Set the listing down unchanged, minus every embedded image.
━━━ Records to process
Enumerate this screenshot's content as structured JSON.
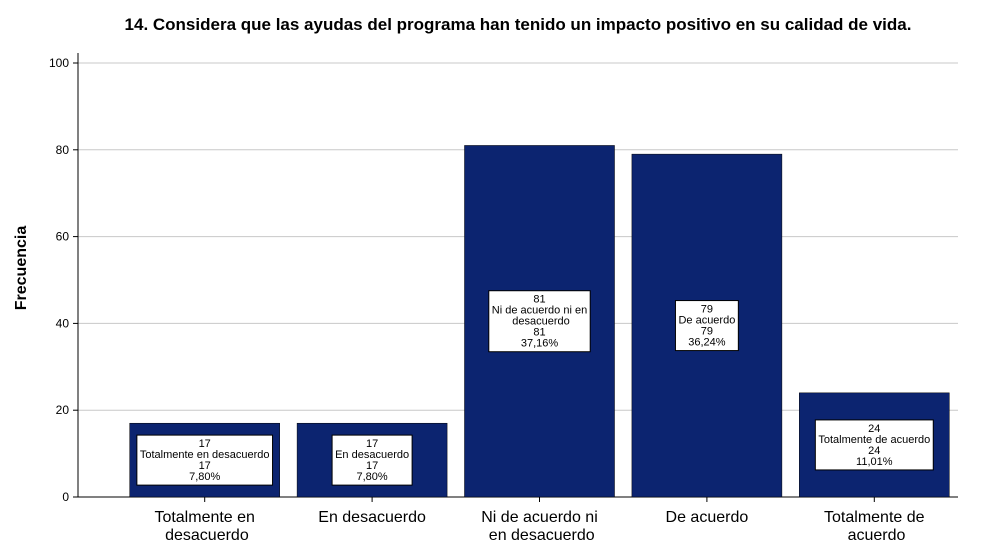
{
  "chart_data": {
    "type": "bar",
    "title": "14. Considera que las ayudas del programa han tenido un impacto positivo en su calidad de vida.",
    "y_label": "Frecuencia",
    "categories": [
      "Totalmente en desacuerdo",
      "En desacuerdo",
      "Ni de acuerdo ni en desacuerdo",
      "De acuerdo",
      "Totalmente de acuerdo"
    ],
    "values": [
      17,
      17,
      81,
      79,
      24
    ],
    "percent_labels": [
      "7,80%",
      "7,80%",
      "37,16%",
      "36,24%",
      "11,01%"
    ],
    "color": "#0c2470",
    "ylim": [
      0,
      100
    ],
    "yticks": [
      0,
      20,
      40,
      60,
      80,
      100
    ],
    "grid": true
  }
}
━━━━━━
_Result for this exercise_:
Enumerate this screenshot's content as structured JSON.
{
  "chart_data": {
    "type": "bar",
    "title": "14. Considera que las ayudas del programa han tenido un impacto positivo en su calidad de vida.",
    "y_label": "Frecuencia",
    "categories": [
      "Totalmente en desacuerdo",
      "En desacuerdo",
      "Ni de acuerdo ni en desacuerdo",
      "De acuerdo",
      "Totalmente de acuerdo"
    ],
    "values": [
      17,
      17,
      81,
      79,
      24
    ],
    "percent_labels": [
      "7,80%",
      "7,80%",
      "37,16%",
      "36,24%",
      "11,01%"
    ],
    "color": "#0c2470",
    "ylim": [
      0,
      100
    ],
    "yticks": [
      0,
      20,
      40,
      60,
      80,
      100
    ],
    "grid": true
  }
}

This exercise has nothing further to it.